> _Task instructions_:
Quote the entries that follow exactly, leaving none out.

§ §

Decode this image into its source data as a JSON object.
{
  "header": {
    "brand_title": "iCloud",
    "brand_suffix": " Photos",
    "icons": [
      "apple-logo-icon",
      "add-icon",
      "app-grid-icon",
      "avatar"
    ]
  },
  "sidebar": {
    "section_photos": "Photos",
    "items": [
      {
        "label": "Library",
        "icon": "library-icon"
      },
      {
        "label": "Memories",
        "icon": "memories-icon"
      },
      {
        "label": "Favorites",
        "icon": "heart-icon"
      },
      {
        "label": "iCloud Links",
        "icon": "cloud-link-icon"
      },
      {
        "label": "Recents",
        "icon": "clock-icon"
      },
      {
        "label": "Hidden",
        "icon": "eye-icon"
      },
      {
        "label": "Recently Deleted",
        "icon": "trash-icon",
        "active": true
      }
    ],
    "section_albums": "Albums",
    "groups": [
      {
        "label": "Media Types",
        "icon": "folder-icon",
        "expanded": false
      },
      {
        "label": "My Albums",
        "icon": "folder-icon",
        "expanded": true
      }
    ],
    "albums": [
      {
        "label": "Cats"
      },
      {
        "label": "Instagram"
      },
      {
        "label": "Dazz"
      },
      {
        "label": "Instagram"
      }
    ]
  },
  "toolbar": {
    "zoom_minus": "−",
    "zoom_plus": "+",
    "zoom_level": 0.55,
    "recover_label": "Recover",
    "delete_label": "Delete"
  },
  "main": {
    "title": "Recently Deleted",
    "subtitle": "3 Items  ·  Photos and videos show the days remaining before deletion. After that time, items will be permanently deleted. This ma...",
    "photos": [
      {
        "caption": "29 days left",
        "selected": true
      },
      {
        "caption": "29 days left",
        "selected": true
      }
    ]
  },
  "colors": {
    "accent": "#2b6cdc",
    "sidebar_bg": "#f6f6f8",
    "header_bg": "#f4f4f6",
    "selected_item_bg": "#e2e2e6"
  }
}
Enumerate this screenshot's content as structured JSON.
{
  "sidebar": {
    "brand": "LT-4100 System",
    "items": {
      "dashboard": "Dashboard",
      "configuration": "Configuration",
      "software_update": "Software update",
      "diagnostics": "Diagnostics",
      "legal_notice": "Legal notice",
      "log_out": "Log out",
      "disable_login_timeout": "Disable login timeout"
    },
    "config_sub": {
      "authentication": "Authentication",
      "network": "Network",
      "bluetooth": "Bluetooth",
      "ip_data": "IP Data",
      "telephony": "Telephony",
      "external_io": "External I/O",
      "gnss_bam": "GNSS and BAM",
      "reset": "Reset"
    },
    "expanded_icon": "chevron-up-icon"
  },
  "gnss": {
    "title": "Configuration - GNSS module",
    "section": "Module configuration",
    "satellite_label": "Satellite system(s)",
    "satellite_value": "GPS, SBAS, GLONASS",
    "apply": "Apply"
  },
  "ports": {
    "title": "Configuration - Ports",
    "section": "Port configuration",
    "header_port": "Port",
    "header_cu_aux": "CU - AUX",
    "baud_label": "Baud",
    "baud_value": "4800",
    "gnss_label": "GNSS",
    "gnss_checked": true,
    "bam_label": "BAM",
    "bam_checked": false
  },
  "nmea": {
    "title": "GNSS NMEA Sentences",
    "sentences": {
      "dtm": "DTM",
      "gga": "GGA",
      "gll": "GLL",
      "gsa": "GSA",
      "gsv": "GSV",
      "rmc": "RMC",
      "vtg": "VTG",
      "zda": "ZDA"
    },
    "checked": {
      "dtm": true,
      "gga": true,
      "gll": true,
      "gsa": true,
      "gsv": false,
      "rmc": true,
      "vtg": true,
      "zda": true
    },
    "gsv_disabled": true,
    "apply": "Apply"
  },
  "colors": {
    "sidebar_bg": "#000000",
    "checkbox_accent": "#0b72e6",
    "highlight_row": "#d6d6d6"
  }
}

§ §

> _Result for this exercise_:
Decode this image into its source data as a JSON object.
{
  "header": {
    "brand_title": "iCloud",
    "brand_suffix": " Photos",
    "icons": [
      "apple-logo-icon",
      "add-icon",
      "app-grid-icon",
      "avatar"
    ]
  },
  "sidebar": {
    "section_photos": "Photos",
    "items": [
      {
        "label": "Library",
        "icon": "library-icon"
      },
      {
        "label": "Memories",
        "icon": "memories-icon"
      },
      {
        "label": "Favorites",
        "icon": "heart-icon"
      },
      {
        "label": "iCloud Links",
        "icon": "cloud-link-icon"
      },
      {
        "label": "Recents",
        "icon": "clock-icon"
      },
      {
        "label": "Hidden",
        "icon": "eye-icon"
      },
      {
        "label": "Recently Deleted",
        "icon": "trash-icon",
        "active": true
      }
    ],
    "section_albums": "Albums",
    "groups": [
      {
        "label": "Media Types",
        "icon": "folder-icon",
        "expanded": false
      },
      {
        "label": "My Albums",
        "icon": "folder-icon",
        "expanded": true
      }
    ],
    "albums": [
      {
        "label": "Cats"
      },
      {
        "label": "Instagram"
      },
      {
        "label": "Dazz"
      },
      {
        "label": "Instagram"
      }
    ]
  },
  "toolbar": {
    "zoom_minus": "−",
    "zoom_plus": "+",
    "zoom_level": 0.55,
    "recover_label": "Recover",
    "delete_label": "Delete"
  },
  "main": {
    "title": "Recently Deleted",
    "subtitle": "3 Items  ·  Photos and videos show the days remaining before deletion. After that time, items will be permanently deleted. This ma...",
    "photos": [
      {
        "caption": "29 days left",
        "selected": true
      },
      {
        "caption": "29 days left",
        "selected": true
      }
    ]
  },
  "colors": {
    "accent": "#2b6cdc",
    "sidebar_bg": "#f6f6f8",
    "header_bg": "#f4f4f6",
    "selected_item_bg": "#e2e2e6"
  }
}
Enumerate this screenshot's content as structured JSON.
{
  "sidebar": {
    "brand": "LT-4100 System",
    "items": {
      "dashboard": "Dashboard",
      "configuration": "Configuration",
      "software_update": "Software update",
      "diagnostics": "Diagnostics",
      "legal_notice": "Legal notice",
      "log_out": "Log out",
      "disable_login_timeout": "Disable login timeout"
    },
    "config_sub": {
      "authentication": "Authentication",
      "network": "Network",
      "bluetooth": "Bluetooth",
      "ip_data": "IP Data",
      "telephony": "Telephony",
      "external_io": "External I/O",
      "gnss_bam": "GNSS and BAM",
      "reset": "Reset"
    },
    "expanded_icon": "chevron-up-icon"
  },
  "gnss": {
    "title": "Configuration - GNSS module",
    "section": "Module configuration",
    "satellite_label": "Satellite system(s)",
    "satellite_value": "GPS, SBAS, GLONASS",
    "apply": "Apply"
  },
  "ports": {
    "title": "Configuration - Ports",
    "section": "Port configuration",
    "header_port": "Port",
    "header_cu_aux": "CU - AUX",
    "baud_label": "Baud",
    "baud_value": "4800",
    "gnss_label": "GNSS",
    "gnss_checked": true,
    "bam_label": "BAM",
    "bam_checked": false
  },
  "nmea": {
    "title": "GNSS NMEA Sentences",
    "sentences": {
      "dtm": "DTM",
      "gga": "GGA",
      "gll": "GLL",
      "gsa": "GSA",
      "gsv": "GSV",
      "rmc": "RMC",
      "vtg": "VTG",
      "zda": "ZDA"
    },
    "checked": {
      "dtm": true,
      "gga": true,
      "gll": true,
      "gsa": true,
      "gsv": false,
      "rmc": true,
      "vtg": true,
      "zda": true
    },
    "gsv_disabled": true,
    "apply": "Apply"
  },
  "colors": {
    "sidebar_bg": "#000000",
    "checkbox_accent": "#0b72e6",
    "highlight_row": "#d6d6d6"
  }
}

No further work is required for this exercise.